* Problem to work on: Render the lines as a numbered list, omitting any blank lines, covering only the stretch from the start of the lines through the line containing "- interview-question: — Многим".

* Stored records:
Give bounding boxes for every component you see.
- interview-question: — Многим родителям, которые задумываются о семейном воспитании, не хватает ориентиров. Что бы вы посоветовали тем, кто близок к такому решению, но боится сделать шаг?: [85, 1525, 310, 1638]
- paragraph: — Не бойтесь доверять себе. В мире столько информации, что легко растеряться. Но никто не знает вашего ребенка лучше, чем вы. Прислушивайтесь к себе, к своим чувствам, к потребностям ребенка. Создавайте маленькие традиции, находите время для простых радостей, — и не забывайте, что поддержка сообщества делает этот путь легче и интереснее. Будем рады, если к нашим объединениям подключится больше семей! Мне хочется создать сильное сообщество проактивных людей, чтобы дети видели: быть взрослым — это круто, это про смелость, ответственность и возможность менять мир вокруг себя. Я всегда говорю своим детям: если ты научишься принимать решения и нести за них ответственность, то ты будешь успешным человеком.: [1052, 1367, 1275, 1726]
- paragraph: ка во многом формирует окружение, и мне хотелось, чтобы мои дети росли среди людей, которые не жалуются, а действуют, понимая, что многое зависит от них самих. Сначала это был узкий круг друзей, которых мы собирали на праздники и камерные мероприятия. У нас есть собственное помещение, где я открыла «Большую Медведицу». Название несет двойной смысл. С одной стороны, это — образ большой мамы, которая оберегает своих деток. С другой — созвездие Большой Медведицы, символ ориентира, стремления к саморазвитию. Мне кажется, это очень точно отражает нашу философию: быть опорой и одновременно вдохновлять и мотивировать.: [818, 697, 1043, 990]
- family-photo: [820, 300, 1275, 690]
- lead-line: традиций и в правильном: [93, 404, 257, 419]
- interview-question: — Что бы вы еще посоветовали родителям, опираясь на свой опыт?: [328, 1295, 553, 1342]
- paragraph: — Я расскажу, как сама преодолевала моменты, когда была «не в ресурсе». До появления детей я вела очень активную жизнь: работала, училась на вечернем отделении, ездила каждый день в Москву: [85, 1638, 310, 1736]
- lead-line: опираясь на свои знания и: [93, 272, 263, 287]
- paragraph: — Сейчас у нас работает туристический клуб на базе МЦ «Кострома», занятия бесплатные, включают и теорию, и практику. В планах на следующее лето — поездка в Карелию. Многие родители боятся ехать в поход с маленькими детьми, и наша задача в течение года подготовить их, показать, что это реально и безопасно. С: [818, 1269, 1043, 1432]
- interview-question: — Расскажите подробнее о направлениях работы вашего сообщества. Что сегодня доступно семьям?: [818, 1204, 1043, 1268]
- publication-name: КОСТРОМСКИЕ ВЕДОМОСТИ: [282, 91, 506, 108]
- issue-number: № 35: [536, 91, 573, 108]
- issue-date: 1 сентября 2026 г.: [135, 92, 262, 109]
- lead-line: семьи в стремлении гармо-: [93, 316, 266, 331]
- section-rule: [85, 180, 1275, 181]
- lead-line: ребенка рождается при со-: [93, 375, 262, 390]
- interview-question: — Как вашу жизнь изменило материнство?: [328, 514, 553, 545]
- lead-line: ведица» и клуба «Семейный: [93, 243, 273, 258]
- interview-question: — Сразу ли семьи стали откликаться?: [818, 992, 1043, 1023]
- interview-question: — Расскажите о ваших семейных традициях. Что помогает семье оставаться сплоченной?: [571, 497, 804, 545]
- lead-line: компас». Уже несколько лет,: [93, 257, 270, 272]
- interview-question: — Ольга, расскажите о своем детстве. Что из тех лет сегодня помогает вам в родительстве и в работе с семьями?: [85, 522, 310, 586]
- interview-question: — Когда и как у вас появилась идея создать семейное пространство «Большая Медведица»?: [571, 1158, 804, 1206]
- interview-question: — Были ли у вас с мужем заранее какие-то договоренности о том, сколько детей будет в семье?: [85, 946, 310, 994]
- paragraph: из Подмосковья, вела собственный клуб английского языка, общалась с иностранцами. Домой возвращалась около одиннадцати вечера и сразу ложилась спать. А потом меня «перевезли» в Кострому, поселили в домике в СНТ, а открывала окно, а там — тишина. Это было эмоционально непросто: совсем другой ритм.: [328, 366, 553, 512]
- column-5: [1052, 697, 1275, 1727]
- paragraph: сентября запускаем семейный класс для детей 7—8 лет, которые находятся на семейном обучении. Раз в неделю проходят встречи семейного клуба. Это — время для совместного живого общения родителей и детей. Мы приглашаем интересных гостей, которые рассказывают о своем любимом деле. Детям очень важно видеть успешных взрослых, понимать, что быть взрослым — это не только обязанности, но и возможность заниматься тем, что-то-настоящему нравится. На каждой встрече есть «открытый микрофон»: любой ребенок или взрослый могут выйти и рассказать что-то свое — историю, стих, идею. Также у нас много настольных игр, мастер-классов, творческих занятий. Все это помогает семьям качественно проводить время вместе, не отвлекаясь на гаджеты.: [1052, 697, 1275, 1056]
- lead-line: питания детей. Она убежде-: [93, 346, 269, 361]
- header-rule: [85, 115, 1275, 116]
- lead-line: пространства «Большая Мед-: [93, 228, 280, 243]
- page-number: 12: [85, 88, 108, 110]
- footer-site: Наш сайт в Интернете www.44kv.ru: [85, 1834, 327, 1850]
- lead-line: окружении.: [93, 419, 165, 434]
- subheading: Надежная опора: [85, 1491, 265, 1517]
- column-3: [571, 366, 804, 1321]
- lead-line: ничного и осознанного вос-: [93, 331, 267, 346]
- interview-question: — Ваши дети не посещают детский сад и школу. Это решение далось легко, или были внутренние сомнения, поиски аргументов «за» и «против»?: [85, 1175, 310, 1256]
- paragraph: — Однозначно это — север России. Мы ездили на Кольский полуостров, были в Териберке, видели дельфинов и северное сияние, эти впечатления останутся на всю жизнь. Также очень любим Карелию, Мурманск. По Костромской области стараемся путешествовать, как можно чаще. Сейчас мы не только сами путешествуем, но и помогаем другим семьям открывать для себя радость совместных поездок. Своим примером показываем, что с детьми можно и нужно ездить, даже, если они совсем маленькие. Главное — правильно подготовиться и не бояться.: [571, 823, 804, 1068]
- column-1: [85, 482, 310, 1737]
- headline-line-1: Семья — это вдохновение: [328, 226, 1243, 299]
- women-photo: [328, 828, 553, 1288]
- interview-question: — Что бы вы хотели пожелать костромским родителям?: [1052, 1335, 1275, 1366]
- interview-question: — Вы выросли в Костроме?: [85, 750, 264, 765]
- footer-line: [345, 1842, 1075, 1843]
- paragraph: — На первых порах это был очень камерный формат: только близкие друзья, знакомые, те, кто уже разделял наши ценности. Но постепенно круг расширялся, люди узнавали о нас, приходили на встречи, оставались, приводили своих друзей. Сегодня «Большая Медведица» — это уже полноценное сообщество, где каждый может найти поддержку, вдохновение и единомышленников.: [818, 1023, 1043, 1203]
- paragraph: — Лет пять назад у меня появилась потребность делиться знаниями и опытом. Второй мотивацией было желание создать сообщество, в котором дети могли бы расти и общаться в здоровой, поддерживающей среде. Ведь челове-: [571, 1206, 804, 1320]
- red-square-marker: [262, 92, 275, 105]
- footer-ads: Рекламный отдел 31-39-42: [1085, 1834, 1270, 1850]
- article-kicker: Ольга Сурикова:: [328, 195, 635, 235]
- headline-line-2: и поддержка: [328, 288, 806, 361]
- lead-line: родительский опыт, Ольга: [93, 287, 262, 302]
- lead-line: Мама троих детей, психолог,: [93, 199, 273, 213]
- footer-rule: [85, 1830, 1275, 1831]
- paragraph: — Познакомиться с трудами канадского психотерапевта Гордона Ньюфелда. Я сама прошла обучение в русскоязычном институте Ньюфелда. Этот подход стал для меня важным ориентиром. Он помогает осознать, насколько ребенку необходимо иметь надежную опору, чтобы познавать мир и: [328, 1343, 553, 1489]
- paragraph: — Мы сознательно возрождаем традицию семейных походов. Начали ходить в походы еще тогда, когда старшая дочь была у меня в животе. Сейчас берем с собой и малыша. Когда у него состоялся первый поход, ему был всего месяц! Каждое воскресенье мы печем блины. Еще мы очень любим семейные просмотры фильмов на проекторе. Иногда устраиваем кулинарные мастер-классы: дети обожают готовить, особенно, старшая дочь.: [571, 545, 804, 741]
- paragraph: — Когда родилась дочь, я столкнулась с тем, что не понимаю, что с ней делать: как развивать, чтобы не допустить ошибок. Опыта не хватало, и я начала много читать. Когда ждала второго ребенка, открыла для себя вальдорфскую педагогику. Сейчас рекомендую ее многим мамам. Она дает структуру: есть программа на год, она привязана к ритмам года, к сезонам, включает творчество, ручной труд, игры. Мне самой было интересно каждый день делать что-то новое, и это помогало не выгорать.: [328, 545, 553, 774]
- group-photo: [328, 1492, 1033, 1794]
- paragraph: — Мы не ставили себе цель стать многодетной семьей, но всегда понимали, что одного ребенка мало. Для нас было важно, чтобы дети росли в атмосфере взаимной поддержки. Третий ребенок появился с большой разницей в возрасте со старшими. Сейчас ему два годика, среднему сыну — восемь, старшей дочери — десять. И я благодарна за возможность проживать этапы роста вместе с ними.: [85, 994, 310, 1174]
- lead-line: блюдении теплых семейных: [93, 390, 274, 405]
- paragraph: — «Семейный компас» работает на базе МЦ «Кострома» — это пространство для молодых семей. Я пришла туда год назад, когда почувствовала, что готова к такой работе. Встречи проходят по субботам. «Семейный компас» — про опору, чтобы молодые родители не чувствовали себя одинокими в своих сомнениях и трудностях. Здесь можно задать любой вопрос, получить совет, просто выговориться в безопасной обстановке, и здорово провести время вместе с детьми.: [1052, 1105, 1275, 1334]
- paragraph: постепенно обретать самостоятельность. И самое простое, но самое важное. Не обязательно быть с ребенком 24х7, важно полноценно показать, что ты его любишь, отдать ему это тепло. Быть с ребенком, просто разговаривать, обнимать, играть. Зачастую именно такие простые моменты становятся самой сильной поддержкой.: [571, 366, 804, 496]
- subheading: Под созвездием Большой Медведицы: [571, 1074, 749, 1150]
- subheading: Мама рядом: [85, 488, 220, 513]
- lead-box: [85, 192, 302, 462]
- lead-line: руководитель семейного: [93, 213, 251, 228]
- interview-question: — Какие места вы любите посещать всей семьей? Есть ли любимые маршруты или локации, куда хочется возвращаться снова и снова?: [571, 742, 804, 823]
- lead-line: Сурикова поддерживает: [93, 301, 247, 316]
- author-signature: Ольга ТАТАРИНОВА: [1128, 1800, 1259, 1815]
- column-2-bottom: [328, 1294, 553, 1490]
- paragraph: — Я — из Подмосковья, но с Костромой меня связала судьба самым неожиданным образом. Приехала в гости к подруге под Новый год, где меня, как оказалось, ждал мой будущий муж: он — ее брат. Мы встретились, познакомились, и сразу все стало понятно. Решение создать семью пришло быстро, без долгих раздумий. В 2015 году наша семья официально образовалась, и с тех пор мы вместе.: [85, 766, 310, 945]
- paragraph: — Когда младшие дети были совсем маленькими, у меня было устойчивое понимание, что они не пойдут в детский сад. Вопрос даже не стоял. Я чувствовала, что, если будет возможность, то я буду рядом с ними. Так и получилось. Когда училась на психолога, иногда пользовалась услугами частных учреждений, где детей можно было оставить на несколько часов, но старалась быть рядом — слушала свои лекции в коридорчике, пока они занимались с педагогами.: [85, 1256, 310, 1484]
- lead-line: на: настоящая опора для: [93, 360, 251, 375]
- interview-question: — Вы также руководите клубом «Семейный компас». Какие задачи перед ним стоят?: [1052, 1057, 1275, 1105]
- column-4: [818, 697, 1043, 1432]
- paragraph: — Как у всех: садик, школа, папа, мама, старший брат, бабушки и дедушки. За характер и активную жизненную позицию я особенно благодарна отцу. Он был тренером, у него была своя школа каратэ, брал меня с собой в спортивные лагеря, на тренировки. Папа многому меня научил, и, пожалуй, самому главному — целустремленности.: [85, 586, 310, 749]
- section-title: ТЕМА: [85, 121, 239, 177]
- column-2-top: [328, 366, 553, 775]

* Output for this exercise:
1. Give bounding boxes for every component you see.
2. - interview-question: — Многим родителям, которые задумываются о семейном воспитании, не хватает ориентиров. Что бы вы посоветовали тем, кто близок к такому решению, но боится сделать шаг?: [85, 1525, 310, 1638]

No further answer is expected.